Begin

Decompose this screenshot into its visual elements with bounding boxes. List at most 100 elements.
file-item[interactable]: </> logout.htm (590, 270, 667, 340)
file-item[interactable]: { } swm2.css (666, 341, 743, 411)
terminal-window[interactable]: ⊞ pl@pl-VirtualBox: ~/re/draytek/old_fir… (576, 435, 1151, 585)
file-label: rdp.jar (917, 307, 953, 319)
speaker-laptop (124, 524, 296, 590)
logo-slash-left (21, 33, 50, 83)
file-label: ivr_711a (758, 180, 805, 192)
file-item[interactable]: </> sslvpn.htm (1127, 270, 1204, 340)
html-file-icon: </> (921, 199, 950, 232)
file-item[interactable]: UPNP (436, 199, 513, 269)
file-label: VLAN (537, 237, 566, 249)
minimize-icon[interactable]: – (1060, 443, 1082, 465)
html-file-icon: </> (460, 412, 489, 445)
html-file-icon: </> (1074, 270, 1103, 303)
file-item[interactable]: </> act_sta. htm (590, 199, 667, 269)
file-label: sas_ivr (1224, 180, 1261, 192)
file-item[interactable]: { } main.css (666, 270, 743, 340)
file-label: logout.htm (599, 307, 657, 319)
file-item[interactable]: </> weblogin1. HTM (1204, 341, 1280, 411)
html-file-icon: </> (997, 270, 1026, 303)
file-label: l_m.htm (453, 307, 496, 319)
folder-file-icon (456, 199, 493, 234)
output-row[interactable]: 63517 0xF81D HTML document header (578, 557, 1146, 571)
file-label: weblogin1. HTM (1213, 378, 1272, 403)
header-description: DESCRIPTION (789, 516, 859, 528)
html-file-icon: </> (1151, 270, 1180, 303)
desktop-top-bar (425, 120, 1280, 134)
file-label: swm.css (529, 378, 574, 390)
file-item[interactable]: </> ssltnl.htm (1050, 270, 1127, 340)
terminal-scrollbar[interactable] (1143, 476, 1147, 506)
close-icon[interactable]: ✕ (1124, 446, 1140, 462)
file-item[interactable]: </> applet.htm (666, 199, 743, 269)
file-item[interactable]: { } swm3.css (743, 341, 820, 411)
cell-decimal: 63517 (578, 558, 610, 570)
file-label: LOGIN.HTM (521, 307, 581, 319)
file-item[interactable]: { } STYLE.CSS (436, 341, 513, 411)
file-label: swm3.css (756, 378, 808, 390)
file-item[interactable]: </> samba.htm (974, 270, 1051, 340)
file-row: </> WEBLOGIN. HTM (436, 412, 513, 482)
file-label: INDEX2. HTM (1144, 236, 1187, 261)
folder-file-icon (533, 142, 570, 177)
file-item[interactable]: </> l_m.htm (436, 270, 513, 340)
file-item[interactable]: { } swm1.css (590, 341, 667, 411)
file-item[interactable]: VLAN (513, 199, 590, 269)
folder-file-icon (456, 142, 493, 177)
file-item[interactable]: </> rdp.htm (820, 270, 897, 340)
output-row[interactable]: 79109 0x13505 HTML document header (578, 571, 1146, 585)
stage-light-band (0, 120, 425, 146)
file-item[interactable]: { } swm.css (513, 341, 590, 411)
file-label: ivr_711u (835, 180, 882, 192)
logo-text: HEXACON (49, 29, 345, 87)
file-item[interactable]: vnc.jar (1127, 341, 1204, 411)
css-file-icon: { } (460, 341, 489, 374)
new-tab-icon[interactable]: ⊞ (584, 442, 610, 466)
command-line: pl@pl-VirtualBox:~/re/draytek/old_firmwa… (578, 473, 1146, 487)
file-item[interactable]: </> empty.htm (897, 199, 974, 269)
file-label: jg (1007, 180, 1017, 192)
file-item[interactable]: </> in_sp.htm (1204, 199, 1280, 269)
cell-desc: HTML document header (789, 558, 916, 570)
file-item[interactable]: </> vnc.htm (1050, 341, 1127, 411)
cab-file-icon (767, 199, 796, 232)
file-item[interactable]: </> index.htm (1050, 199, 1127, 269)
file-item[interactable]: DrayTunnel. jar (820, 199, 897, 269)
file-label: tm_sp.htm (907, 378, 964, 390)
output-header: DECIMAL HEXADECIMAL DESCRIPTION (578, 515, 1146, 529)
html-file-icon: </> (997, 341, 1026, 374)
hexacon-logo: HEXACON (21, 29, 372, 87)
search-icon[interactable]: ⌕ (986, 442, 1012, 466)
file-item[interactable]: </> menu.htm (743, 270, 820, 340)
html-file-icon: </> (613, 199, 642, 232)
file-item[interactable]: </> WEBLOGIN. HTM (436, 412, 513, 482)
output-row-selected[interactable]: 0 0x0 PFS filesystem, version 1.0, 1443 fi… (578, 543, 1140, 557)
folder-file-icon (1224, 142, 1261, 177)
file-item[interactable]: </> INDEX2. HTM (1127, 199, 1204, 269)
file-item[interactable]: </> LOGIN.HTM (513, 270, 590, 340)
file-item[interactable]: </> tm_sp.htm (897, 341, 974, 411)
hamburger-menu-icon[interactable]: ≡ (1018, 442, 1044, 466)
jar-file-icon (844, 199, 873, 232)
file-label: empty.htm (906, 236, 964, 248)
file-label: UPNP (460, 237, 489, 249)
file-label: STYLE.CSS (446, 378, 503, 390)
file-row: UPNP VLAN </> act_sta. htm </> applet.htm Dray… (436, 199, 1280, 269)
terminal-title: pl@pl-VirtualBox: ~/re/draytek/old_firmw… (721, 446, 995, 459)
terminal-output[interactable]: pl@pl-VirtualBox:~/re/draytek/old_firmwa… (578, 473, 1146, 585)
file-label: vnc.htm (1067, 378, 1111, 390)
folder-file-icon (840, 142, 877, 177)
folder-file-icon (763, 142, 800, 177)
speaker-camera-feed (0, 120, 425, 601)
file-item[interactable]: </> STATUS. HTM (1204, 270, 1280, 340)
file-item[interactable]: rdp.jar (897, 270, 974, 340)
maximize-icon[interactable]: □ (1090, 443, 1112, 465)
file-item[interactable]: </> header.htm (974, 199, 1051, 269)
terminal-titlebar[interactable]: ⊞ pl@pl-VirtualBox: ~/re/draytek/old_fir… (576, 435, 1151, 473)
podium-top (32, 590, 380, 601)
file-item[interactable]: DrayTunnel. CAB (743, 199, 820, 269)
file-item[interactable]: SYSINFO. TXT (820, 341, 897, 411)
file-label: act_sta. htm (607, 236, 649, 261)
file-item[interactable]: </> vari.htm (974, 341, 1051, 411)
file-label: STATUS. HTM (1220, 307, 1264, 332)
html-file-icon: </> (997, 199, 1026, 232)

End

- [Description of the task]: Pick out each line in the data above that contains the string "applet", and copy those lines.

- [Correct answer]:
file-item[interactable]: </> applet.htm (666, 199, 743, 269)
file-row: UPNP VLAN </> act_sta. htm </> applet.htm Dray… (436, 199, 1280, 269)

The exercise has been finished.